_Task requirements_.
[1] In the segmentation text, what does it mean for a segment to be "Different"? Answer in one sentence.
[2] In the segmentation text, swap "distinct" for "separate" and write out the passage from "You are a marketing" to "behaviors, or characteristics.".
[3] List every quality that the segmentation text says segments must have.

_Exercise passage_.
%%

You are a marketing strategist segmenting customers for $ARGUMENTS.

Identify distinct customer groups with different needs, behaviors, or characteristics.

Segmentation Bases

By Type

TypeVariablesWhen to Use
DemographicAge, income, gender, educationB2C, consumer goods
FirmographicIndustry, size, locationB2B, business services
BehavioralUsage, loyalty, purchase patternsProduct strategy
Needs-basedBenefits sought, pain pointsValue proposition design
PsychographicValues, lifestyle, attitudesBrand strategy
Value-basedRevenue, profitability, LTVResource allocation

Effective Segments

Segments must be:

  • Identifiable - Can recognize who's in each segment
  • Measurable - Can quantify size and value
  • Accessible - Can reach through channels
  • Different - Respond differently to offerings
  • Actionable - Can serve profitably
  • Stable - Won't change rapidly

Output Format

## Customer Segmentation: [Market/Product]

### Segmentation Approach

**Methodology:** [Demographic/Behavioral/Needs-based/etc.]
**Data Sources:** [Surveys, transaction data, interviews, etc.]
**Sample Size:** [N = X customers]

---

### Segment Overview

| Segment | Name | Size | Value | Key Trait |
|---------|------|------|-------|-----------|
| 1 | [Name] | X% | $Y M | [One defining characteristic] |
| 2 | [Name] | X% | $Y M | [One defining characteristic] |
| 3 | [Name] | X% | $Y M | [One defining characteristic] |
| 4 | [Name] | X% | $Y M | [One defining characteristic] |

---

### Detailed Segment Profiles

#### Segment 1: "[Evocative Name]"

%%

_Entries provided_.

%%

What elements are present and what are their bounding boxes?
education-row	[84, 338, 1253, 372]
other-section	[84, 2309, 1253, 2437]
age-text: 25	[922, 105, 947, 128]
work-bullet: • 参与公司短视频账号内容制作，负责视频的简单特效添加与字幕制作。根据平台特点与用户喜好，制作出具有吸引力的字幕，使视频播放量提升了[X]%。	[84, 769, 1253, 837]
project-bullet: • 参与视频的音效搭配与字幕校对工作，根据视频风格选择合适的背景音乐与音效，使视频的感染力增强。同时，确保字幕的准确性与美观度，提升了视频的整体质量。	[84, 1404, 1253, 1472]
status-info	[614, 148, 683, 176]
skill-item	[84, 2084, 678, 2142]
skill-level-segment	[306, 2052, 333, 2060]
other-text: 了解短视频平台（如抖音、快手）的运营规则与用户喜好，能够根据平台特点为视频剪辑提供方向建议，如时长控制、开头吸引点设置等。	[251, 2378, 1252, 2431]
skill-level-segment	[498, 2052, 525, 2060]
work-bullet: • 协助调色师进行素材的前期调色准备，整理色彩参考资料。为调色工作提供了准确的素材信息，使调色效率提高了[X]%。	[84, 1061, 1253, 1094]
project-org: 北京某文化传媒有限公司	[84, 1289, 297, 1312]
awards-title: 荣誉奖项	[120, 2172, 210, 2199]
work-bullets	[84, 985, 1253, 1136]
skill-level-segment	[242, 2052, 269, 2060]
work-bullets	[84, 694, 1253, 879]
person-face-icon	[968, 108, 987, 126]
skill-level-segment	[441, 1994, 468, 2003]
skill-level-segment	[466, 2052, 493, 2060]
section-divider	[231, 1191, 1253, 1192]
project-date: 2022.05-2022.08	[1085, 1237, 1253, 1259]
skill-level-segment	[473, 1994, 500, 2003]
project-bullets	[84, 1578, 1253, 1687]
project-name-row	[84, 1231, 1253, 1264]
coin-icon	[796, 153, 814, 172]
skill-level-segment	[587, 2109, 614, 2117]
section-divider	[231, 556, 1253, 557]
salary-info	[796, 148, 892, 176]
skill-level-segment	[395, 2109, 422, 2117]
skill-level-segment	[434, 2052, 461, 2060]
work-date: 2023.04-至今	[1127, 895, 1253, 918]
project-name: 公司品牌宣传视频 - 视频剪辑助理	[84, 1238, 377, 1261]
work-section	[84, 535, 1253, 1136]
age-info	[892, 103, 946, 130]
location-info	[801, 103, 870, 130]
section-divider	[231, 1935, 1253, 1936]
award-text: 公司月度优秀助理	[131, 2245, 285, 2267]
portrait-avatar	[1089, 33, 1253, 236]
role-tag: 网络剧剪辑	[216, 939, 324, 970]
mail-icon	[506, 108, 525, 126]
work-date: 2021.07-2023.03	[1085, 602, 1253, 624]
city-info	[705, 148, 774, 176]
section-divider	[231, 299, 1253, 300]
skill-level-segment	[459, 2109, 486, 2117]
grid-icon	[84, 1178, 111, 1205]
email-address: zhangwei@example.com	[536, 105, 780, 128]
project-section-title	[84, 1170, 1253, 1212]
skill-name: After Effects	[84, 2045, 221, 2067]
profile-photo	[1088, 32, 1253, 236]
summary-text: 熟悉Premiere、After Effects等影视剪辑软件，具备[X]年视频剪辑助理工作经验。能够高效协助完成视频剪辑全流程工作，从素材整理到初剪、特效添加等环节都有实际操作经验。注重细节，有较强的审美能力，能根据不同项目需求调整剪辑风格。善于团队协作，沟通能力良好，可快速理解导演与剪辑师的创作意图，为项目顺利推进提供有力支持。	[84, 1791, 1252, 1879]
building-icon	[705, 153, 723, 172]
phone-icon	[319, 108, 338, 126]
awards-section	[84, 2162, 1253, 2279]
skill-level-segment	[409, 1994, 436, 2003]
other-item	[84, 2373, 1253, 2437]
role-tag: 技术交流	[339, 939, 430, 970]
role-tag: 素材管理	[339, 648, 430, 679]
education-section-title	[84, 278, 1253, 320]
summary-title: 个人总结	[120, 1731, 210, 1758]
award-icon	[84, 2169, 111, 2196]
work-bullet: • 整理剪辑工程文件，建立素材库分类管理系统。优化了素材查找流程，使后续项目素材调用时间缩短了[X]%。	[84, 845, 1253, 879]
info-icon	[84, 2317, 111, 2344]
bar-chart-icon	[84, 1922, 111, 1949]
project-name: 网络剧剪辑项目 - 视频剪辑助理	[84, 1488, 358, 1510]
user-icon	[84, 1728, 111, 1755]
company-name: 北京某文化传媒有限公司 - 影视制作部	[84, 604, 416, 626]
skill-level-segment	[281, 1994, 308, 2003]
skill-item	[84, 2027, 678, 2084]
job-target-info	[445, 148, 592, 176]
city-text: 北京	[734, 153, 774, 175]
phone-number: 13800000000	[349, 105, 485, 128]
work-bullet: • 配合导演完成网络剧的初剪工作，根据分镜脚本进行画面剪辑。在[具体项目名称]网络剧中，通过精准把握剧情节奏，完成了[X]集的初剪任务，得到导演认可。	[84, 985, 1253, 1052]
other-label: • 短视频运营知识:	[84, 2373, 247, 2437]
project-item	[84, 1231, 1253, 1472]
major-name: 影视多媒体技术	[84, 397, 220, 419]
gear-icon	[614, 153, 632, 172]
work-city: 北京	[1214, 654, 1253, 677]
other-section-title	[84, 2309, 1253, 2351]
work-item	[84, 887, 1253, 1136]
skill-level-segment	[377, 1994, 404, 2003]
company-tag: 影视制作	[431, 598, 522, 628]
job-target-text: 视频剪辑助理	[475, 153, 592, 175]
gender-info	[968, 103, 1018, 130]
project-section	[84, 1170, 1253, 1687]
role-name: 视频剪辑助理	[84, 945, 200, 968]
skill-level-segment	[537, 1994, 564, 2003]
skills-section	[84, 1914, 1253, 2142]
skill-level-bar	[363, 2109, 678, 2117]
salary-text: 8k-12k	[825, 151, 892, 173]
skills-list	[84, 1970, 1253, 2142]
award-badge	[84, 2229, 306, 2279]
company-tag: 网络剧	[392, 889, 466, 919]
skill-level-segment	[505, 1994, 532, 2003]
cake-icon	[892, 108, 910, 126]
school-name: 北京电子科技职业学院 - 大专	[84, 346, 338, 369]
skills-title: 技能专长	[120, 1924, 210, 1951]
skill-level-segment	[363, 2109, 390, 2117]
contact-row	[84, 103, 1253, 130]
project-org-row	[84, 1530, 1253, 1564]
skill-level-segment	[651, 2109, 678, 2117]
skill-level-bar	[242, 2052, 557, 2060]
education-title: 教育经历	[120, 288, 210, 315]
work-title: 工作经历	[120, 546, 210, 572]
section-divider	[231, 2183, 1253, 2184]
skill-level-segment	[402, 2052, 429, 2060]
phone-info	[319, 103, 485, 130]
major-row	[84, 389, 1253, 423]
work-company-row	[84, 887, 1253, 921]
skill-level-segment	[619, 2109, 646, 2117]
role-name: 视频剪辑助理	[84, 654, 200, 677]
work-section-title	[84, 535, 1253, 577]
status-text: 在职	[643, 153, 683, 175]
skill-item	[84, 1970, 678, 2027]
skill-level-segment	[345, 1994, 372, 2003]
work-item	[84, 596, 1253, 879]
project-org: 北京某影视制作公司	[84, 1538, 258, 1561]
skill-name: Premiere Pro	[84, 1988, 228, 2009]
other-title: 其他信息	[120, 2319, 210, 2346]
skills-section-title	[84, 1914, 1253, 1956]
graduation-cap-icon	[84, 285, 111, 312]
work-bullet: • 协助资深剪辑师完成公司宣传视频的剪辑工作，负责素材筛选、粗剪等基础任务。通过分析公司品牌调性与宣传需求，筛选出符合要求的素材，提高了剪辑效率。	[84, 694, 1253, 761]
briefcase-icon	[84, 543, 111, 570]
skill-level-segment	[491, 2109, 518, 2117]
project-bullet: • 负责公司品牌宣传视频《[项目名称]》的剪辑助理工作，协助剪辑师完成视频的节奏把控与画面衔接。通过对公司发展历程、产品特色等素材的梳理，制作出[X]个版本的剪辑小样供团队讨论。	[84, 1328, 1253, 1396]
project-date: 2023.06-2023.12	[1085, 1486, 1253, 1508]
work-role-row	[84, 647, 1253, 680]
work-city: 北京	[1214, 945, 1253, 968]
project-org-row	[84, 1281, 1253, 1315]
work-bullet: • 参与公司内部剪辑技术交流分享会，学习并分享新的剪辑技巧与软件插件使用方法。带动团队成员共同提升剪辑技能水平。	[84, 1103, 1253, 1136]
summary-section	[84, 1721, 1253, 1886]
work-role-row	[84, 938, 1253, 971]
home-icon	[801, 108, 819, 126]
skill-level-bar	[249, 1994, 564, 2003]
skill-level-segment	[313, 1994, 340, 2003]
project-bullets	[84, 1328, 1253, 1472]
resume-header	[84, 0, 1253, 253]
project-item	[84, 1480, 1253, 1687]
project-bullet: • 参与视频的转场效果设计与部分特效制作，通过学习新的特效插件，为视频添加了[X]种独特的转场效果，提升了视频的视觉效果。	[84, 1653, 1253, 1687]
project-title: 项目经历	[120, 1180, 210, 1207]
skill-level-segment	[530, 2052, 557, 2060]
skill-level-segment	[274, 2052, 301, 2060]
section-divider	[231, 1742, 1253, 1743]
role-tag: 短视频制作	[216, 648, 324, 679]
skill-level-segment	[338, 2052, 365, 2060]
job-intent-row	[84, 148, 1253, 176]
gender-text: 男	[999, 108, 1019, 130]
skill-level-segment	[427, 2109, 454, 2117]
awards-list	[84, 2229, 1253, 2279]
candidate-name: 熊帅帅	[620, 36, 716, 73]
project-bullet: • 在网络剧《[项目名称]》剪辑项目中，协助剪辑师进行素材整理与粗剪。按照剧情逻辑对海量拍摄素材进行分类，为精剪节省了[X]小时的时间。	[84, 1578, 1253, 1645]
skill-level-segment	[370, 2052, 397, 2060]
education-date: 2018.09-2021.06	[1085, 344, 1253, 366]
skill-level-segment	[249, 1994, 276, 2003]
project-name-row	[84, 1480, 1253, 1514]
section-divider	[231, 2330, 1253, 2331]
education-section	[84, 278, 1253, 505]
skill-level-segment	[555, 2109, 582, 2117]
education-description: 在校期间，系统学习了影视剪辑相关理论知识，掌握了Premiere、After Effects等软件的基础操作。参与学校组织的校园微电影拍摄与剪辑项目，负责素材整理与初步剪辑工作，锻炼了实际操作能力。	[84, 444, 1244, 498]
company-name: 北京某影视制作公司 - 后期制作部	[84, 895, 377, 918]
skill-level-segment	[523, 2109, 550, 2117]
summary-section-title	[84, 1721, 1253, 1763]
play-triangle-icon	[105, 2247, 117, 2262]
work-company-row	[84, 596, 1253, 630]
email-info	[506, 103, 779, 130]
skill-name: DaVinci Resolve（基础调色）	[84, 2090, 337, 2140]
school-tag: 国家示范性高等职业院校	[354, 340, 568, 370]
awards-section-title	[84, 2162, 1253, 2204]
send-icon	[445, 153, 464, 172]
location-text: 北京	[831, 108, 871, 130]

%%

_Solutions per task_.
[1] It means the segment responds differently to offerings.

[2]
You are a marketing strategist segmenting customers for $ARGUMENTS.

Identify separate customer groups with different needs, behaviors, or characteristics.

[3] Identifiable, Measurable, Accessible, Different, Actionable, Stable